- WHAT YOU WILL DO: Go through the data below and copy it exactly, skipping every picture.

┌──

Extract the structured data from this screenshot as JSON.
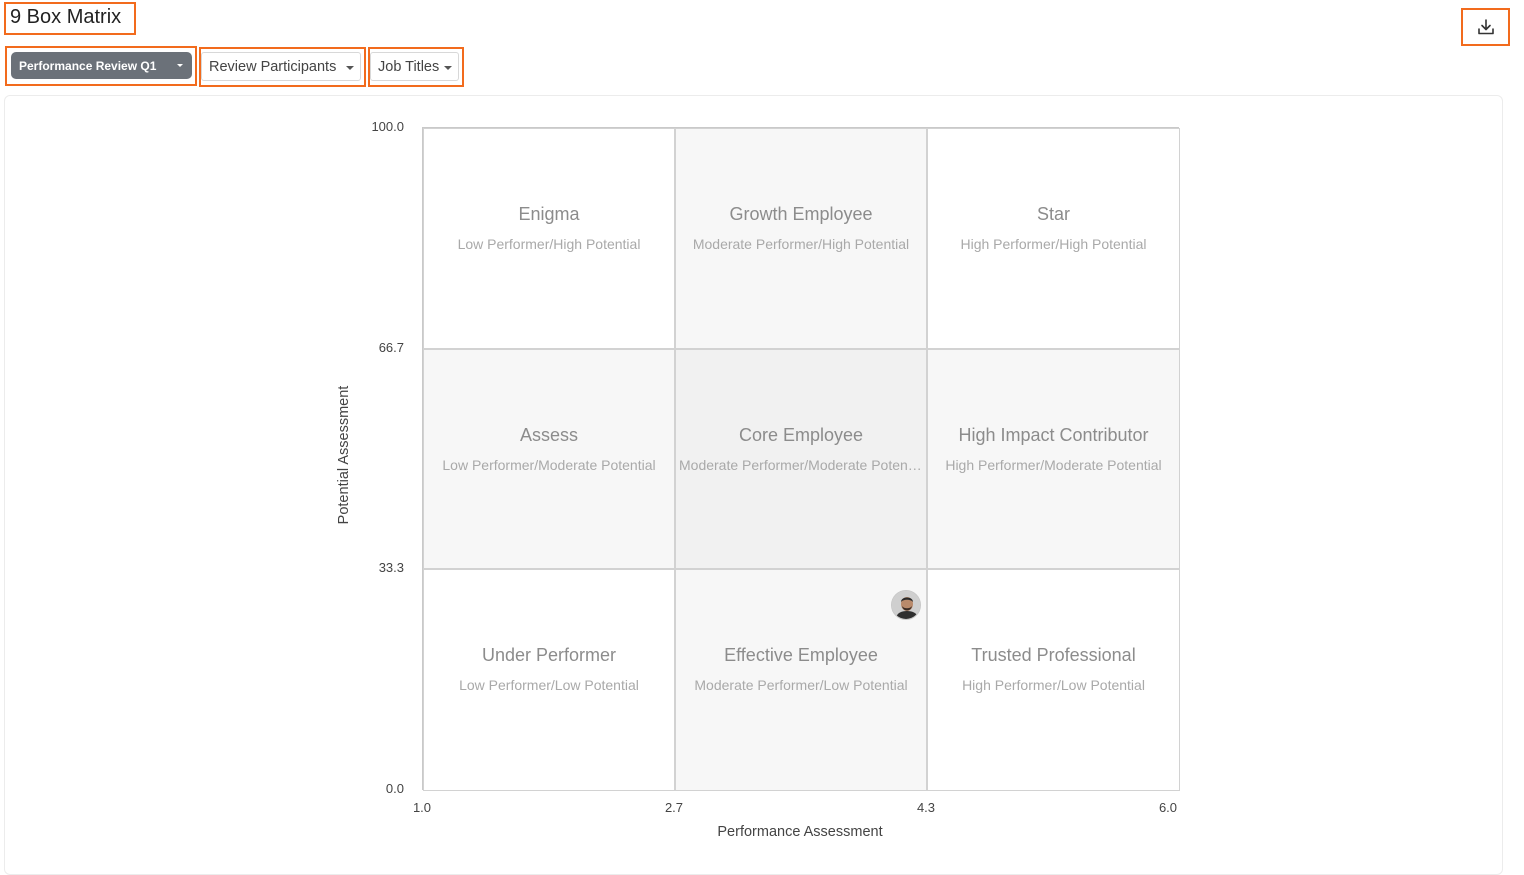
{
  "header": {
    "title": "9 Box Matrix",
    "download_icon": "download-icon"
  },
  "filters": {
    "review_cycle": "Performance Review Q1",
    "participants": "Review Participants",
    "job_titles": "Job Titles"
  },
  "colors": {
    "highlight": "#f26b1d",
    "dark_dropdown": "#6b7179",
    "cell_shade": "#f7f7f7",
    "cell_shade_center": "#f1f1f1"
  },
  "matrix": {
    "y_axis_label": "Potential Assessment",
    "x_axis_label": "Performance Assessment",
    "y_ticks": [
      "100.0",
      "66.7",
      "33.3",
      "0.0"
    ],
    "x_ticks": [
      "1.0",
      "2.7",
      "4.3",
      "6.0"
    ],
    "cells": [
      {
        "title": "Enigma",
        "subtitle": "Low Performer/High Potential"
      },
      {
        "title": "Growth Employee",
        "subtitle": "Moderate Performer/High Potential"
      },
      {
        "title": "Star",
        "subtitle": "High Performer/High Potential"
      },
      {
        "title": "Assess",
        "subtitle": "Low Performer/Moderate Potential"
      },
      {
        "title": "Core Employee",
        "subtitle": "Moderate Performer/Moderate Potential"
      },
      {
        "title": "High Impact Contributor",
        "subtitle": "High Performer/Moderate Potential"
      },
      {
        "title": "Under Performer",
        "subtitle": "Low Performer/Low Potential"
      },
      {
        "title": "Effective Employee",
        "subtitle": "Moderate Performer/Low Potential"
      },
      {
        "title": "Trusted Professional",
        "subtitle": "High Performer/Low Potential"
      }
    ]
  }
}
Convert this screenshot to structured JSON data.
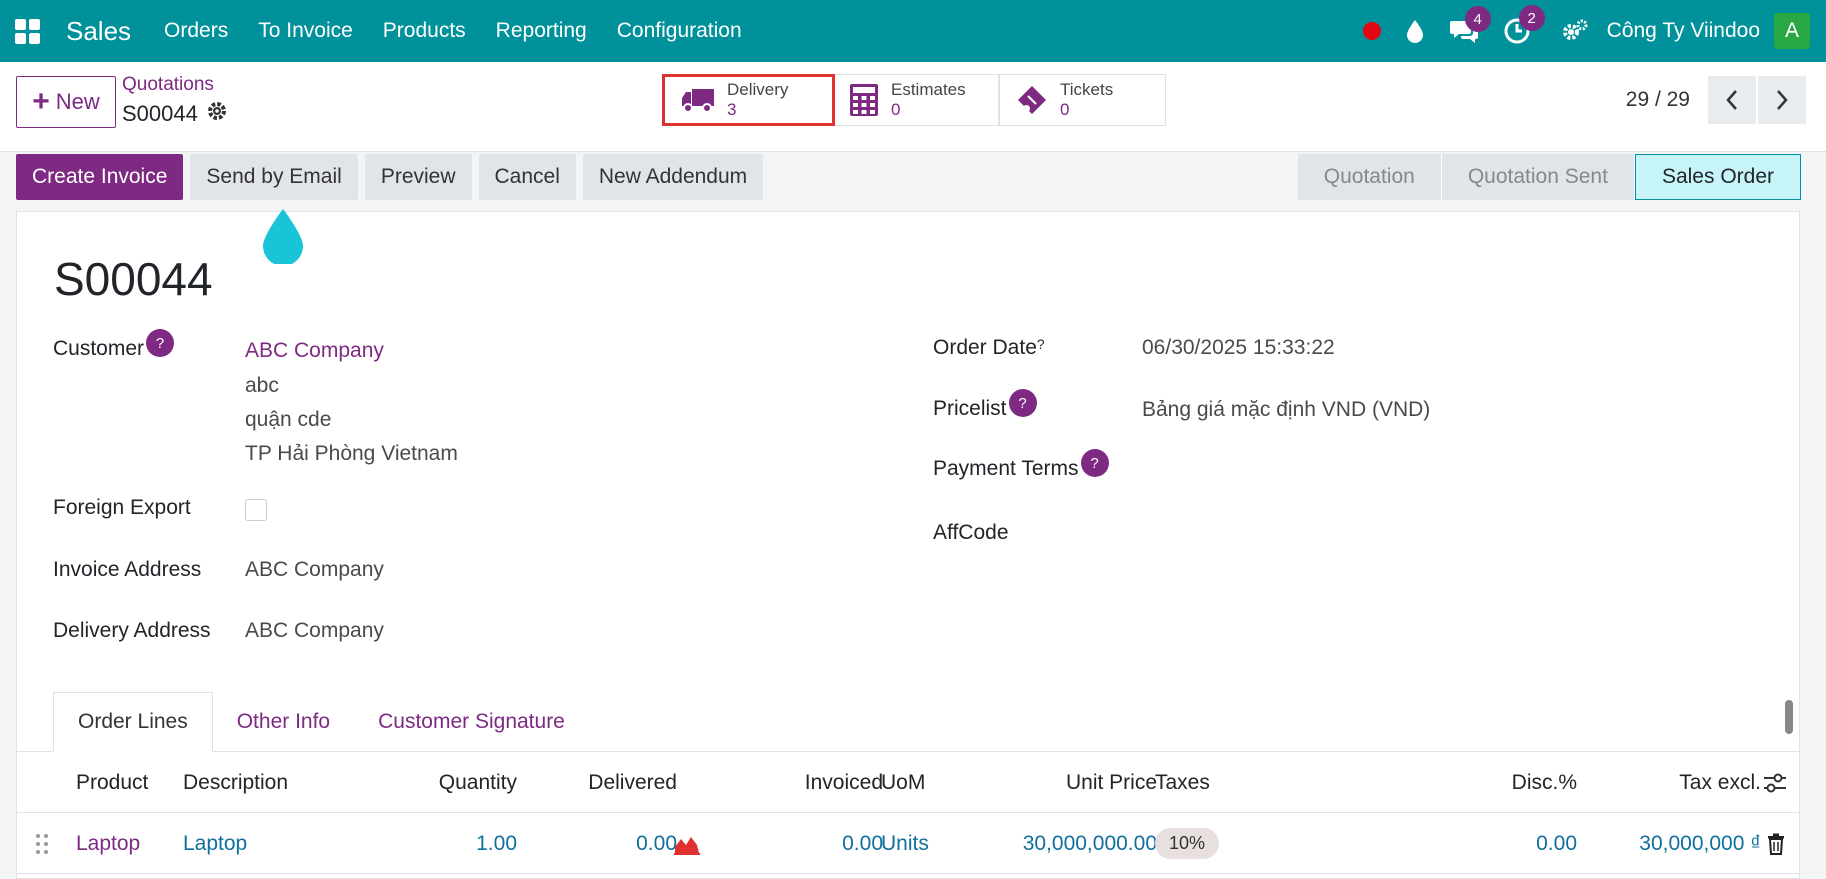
{
  "navbar": {
    "app_name": "Sales",
    "menu": [
      "Orders",
      "To Invoice",
      "Products",
      "Reporting",
      "Configuration"
    ],
    "messages_count": "4",
    "activities_count": "2",
    "company": "Công Ty Viindoo",
    "avatar_initial": "A"
  },
  "control": {
    "new_label": "New",
    "breadcrumb_parent": "Quotations",
    "breadcrumb_current": "S00044",
    "smart_buttons": [
      {
        "label": "Delivery",
        "count": "3"
      },
      {
        "label": "Estimates",
        "count": "0"
      },
      {
        "label": "Tickets",
        "count": "0"
      }
    ],
    "pager": "29 / 29"
  },
  "actions": [
    "Create Invoice",
    "Send by Email",
    "Preview",
    "Cancel",
    "New Addendum"
  ],
  "status_stages": [
    "Quotation",
    "Quotation Sent",
    "Sales Order"
  ],
  "active_stage": "Sales Order",
  "form": {
    "name": "S00044",
    "customer_label": "Customer",
    "customer_name": "ABC Company",
    "customer_address": [
      "abc",
      "quận cde",
      "TP Hải Phòng Vietnam"
    ],
    "foreign_export_label": "Foreign Export",
    "invoice_address_label": "Invoice Address",
    "invoice_address": "ABC Company",
    "delivery_address_label": "Delivery Address",
    "delivery_address": "ABC Company",
    "order_date_label": "Order Date",
    "order_date": "06/30/2025 15:33:22",
    "pricelist_label": "Pricelist",
    "pricelist": "Bảng giá mặc định VND (VND)",
    "payment_terms_label": "Payment Terms",
    "affcode_label": "AffCode",
    "help_mark": "?"
  },
  "tabs": [
    "Order Lines",
    "Other Info",
    "Customer Signature"
  ],
  "table": {
    "columns": [
      "Product",
      "Description",
      "Quantity",
      "Delivered",
      "Invoiced",
      "UoM",
      "Unit Price",
      "Taxes",
      "Disc.%",
      "Tax excl."
    ],
    "rows": [
      {
        "product": "Laptop",
        "description": "Laptop",
        "quantity": "1.00",
        "delivered": "0.00",
        "invoiced": "0.00",
        "uom": "Units",
        "unit_price": "30,000,000.00",
        "taxes": "10%",
        "discount": "0.00",
        "tax_excl": "30,000,000 ₫"
      }
    ]
  },
  "colors": {
    "navbar": "#01919a",
    "primary": "#7e2a83",
    "highlight_border": "#e03131"
  }
}
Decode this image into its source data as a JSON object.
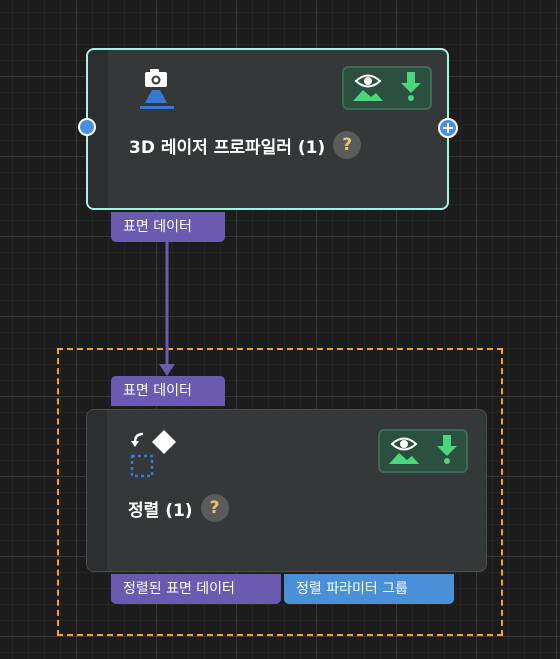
{
  "nodes": [
    {
      "title": "3D 레이저 프로파일러 (1)",
      "help": "?",
      "icon": "camera-laser-icon",
      "output_ports": [
        "표면 데이터"
      ]
    },
    {
      "title": "정렬 (1)",
      "help": "?",
      "icon": "align-transform-icon",
      "input_ports": [
        "표면 데이터"
      ],
      "output_ports": [
        "정렬된 표면 데이터",
        "정렬 파라미터 그룹"
      ]
    }
  ],
  "colors": {
    "selected_border": "#a6f0e6",
    "port_purple": "#6a5bb0",
    "port_blue": "#4a90d9",
    "connection": "#6a5bb0",
    "selection_dash": "#f2a133",
    "port_dot": "#4a90e2",
    "action_green": "#4cd67a"
  },
  "actions": [
    "visibility-icon",
    "download-icon"
  ]
}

└──

- COMPLETE RESPONSE:
Extract the structured data from this screenshot as JSON.
{
  "header": {
    "title": "9 Box Matrix",
    "download_icon": "download-icon"
  },
  "filters": {
    "review_cycle": "Performance Review Q1",
    "participants": "Review Participants",
    "job_titles": "Job Titles"
  },
  "colors": {
    "highlight": "#f26b1d",
    "dark_dropdown": "#6b7179",
    "cell_shade": "#f7f7f7",
    "cell_shade_center": "#f1f1f1"
  },
  "matrix": {
    "y_axis_label": "Potential Assessment",
    "x_axis_label": "Performance Assessment",
    "y_ticks": [
      "100.0",
      "66.7",
      "33.3",
      "0.0"
    ],
    "x_ticks": [
      "1.0",
      "2.7",
      "4.3",
      "6.0"
    ],
    "cells": [
      {
        "title": "Enigma",
        "subtitle": "Low Performer/High Potential"
      },
      {
        "title": "Growth Employee",
        "subtitle": "Moderate Performer/High Potential"
      },
      {
        "title": "Star",
        "subtitle": "High Performer/High Potential"
      },
      {
        "title": "Assess",
        "subtitle": "Low Performer/Moderate Potential"
      },
      {
        "title": "Core Employee",
        "subtitle": "Moderate Performer/Moderate Potential"
      },
      {
        "title": "High Impact Contributor",
        "subtitle": "High Performer/Moderate Potential"
      },
      {
        "title": "Under Performer",
        "subtitle": "Low Performer/Low Potential"
      },
      {
        "title": "Effective Employee",
        "subtitle": "Moderate Performer/Low Potential"
      },
      {
        "title": "Trusted Professional",
        "subtitle": "High Performer/Low Potential"
      }
    ]
  }
}
Convert this screenshot to structured JSON data.
{
  "navbar": {
    "app_name": "Sales",
    "menu": [
      "Orders",
      "To Invoice",
      "Products",
      "Reporting",
      "Configuration"
    ],
    "messages_count": "4",
    "activities_count": "2",
    "company": "Công Ty Viindoo",
    "avatar_initial": "A"
  },
  "control": {
    "new_label": "New",
    "breadcrumb_parent": "Quotations",
    "breadcrumb_current": "S00044",
    "smart_buttons": [
      {
        "label": "Delivery",
        "count": "3"
      },
      {
        "label": "Estimates",
        "count": "0"
      },
      {
        "label": "Tickets",
        "count": "0"
      }
    ],
    "pager": "29 / 29"
  },
  "actions": [
    "Create Invoice",
    "Send by Email",
    "Preview",
    "Cancel",
    "New Addendum"
  ],
  "status_stages": [
    "Quotation",
    "Quotation Sent",
    "Sales Order"
  ],
  "active_stage": "Sales Order",
  "form": {
    "name": "S00044",
    "customer_label": "Customer",
    "customer_name": "ABC Company",
    "customer_address": [
      "abc",
      "quận cde",
      "TP Hải Phòng Vietnam"
    ],
    "foreign_export_label": "Foreign Export",
    "invoice_address_label": "Invoice Address",
    "invoice_address": "ABC Company",
    "delivery_address_label": "Delivery Address",
    "delivery_address": "ABC Company",
    "order_date_label": "Order Date",
    "order_date": "06/30/2025 15:33:22",
    "pricelist_label": "Pricelist",
    "pricelist": "Bảng giá mặc định VND (VND)",
    "payment_terms_label": "Payment Terms",
    "affcode_label": "AffCode",
    "help_mark": "?"
  },
  "tabs": [
    "Order Lines",
    "Other Info",
    "Customer Signature"
  ],
  "table": {
    "columns": [
      "Product",
      "Description",
      "Quantity",
      "Delivered",
      "Invoiced",
      "UoM",
      "Unit Price",
      "Taxes",
      "Disc.%",
      "Tax excl."
    ],
    "rows": [
      {
        "product": "Laptop",
        "description": "Laptop",
        "quantity": "1.00",
        "delivered": "0.00",
        "invoiced": "0.00",
        "uom": "Units",
        "unit_price": "30,000,000.00",
        "taxes": "10%",
        "discount": "0.00",
        "tax_excl": "30,000,000 ₫"
      }
    ]
  },
  "colors": {
    "navbar": "#01919a",
    "primary": "#7e2a83",
    "highlight_border": "#e03131"
  }
}
Decode this image into its source data as a JSON object.
{
  "nodes": [
    {
      "title": "3D 레이저 프로파일러 (1)",
      "help": "?",
      "icon": "camera-laser-icon",
      "output_ports": [
        "표면 데이터"
      ]
    },
    {
      "title": "정렬 (1)",
      "help": "?",
      "icon": "align-transform-icon",
      "input_ports": [
        "표면 데이터"
      ],
      "output_ports": [
        "정렬된 표면 데이터",
        "정렬 파라미터 그룹"
      ]
    }
  ],
  "colors": {
    "selected_border": "#a6f0e6",
    "port_purple": "#6a5bb0",
    "port_blue": "#4a90d9",
    "connection": "#6a5bb0",
    "selection_dash": "#f2a133",
    "port_dot": "#4a90e2",
    "action_green": "#4cd67a"
  },
  "actions": [
    "visibility-icon",
    "download-icon"
  ]
}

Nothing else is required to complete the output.